Data items
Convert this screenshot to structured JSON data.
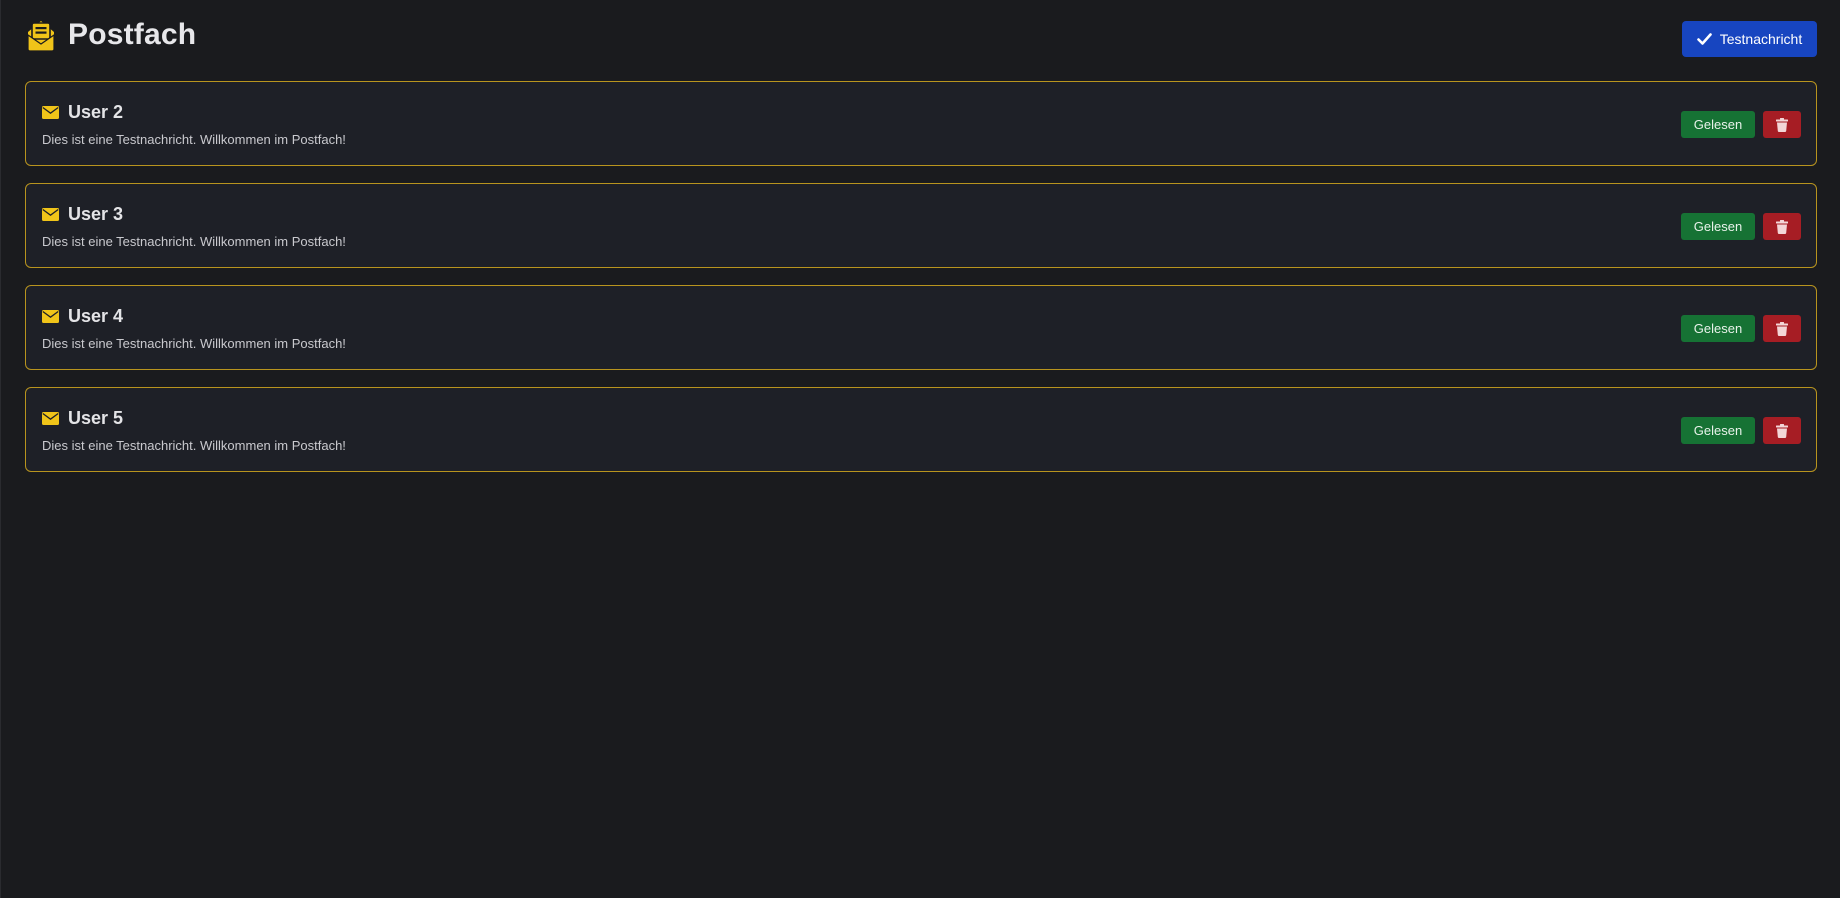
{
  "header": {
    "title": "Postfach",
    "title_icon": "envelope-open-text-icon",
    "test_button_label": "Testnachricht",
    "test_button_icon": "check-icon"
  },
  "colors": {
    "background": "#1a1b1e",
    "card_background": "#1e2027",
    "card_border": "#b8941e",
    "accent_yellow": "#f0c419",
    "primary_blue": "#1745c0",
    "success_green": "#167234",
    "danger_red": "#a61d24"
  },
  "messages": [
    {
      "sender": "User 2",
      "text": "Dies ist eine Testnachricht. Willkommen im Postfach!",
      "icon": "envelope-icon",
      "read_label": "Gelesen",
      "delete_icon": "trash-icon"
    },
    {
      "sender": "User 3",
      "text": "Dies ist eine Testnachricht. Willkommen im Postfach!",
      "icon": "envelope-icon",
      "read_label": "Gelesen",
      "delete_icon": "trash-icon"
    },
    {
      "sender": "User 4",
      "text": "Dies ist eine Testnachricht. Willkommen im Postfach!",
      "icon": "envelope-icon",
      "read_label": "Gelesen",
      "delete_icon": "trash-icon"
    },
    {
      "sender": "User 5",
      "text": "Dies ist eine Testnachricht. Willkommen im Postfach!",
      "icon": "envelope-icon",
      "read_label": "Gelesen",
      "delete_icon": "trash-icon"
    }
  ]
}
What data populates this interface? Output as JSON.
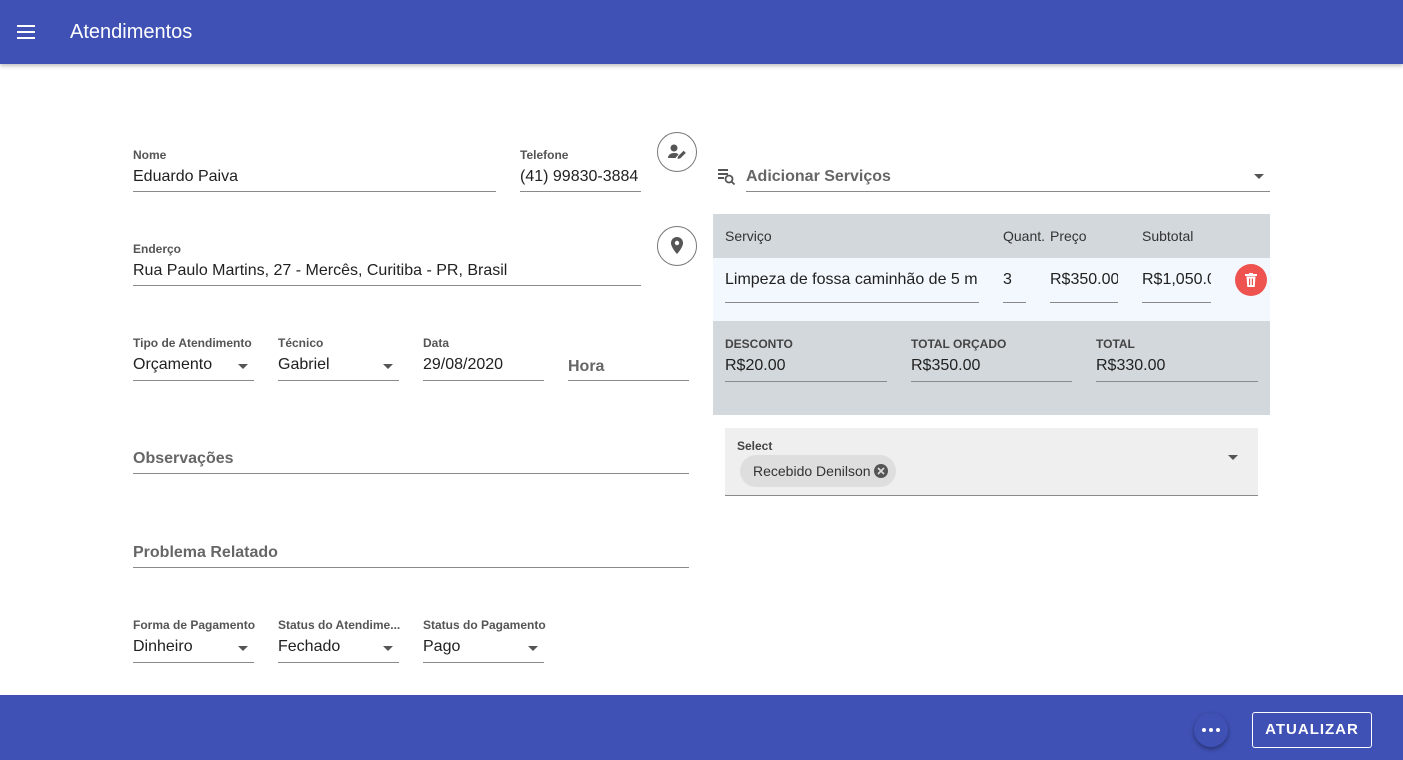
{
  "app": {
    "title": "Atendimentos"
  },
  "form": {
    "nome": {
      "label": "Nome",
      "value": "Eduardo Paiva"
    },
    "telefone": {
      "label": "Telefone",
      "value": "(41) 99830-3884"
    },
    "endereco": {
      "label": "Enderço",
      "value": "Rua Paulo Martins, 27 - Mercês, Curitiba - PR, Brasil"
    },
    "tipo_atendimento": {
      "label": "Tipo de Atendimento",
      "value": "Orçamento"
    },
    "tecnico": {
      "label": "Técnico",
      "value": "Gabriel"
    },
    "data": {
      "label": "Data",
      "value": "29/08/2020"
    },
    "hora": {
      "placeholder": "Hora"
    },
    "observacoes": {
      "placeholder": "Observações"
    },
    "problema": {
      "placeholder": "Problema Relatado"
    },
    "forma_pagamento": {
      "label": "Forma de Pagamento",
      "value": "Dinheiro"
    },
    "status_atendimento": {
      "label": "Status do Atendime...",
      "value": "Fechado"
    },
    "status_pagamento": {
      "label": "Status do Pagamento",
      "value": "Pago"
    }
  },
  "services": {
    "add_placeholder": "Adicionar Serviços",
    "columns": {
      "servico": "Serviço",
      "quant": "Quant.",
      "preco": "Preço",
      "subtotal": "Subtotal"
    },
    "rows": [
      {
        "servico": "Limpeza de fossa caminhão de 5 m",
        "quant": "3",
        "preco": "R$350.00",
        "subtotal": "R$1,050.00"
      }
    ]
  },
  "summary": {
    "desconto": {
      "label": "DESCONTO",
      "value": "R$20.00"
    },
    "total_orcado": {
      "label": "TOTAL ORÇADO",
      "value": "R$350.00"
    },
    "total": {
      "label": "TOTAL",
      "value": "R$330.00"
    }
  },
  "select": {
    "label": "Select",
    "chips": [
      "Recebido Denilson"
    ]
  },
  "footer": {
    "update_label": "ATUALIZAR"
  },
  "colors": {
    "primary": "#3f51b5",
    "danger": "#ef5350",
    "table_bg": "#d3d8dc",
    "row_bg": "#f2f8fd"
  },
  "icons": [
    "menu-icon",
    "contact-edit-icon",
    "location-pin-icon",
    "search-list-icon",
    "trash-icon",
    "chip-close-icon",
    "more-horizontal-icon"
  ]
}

• SHORT PROBLEM: Copy every line of the records above that holds the word "sender".

• TASK OUTPUT:
      "sender": "User 2",
      "sender": "User 3",
      "sender": "User 4",
      "sender": "User 5",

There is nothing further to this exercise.